# Task directions
From the listing below, pull out all lines with "JSON" in them.

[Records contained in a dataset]
........

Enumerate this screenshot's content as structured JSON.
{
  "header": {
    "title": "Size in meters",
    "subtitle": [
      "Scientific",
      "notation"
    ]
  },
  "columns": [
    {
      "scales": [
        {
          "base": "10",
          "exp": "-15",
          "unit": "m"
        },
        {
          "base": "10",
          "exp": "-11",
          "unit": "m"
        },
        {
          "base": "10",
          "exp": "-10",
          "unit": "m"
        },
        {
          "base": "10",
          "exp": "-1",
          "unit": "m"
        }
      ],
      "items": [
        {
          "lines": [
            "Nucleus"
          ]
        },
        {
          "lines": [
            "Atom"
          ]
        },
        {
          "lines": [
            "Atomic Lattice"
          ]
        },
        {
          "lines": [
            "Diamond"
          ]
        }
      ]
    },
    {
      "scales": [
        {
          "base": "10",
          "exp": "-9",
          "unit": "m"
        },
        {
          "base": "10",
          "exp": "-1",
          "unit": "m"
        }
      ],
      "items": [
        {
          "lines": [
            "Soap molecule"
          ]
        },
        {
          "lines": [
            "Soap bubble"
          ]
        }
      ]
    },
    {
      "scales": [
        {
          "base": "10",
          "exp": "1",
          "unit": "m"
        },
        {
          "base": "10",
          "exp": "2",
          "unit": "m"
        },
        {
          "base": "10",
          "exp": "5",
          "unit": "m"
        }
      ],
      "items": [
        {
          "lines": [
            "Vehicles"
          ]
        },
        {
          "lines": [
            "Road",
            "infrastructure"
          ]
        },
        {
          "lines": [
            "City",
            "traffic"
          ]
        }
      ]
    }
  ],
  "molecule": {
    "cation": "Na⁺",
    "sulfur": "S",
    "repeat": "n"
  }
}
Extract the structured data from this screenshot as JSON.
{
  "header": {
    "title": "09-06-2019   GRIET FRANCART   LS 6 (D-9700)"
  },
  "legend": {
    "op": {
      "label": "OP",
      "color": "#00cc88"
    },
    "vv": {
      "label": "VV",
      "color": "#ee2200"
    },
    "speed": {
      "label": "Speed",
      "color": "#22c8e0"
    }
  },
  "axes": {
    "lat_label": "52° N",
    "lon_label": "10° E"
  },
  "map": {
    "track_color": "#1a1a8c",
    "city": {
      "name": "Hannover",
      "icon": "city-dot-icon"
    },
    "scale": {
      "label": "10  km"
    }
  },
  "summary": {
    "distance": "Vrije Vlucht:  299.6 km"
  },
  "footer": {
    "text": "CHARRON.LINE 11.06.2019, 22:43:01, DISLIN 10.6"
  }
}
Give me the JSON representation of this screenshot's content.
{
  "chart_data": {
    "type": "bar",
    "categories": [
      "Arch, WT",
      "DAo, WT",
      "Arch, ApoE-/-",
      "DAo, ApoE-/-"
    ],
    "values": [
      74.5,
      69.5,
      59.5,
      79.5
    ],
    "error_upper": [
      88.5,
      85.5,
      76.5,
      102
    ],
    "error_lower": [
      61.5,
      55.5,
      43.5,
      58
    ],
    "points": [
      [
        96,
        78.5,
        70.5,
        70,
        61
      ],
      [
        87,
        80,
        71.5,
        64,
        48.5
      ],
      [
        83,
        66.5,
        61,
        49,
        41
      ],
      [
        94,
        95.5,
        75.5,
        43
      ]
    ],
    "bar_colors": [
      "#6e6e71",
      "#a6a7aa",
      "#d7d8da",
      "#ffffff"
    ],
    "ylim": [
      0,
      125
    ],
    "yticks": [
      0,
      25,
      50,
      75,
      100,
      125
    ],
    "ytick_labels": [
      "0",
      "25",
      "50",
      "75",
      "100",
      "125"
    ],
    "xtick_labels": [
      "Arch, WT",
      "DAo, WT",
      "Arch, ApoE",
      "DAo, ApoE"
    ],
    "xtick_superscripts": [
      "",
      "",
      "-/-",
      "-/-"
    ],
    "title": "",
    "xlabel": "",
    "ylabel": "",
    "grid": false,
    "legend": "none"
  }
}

........

# Exercise result
Enumerate this screenshot's content as structured JSON.
Extract the structured data from this screenshot as JSON.
Give me the JSON representation of this screenshot's content.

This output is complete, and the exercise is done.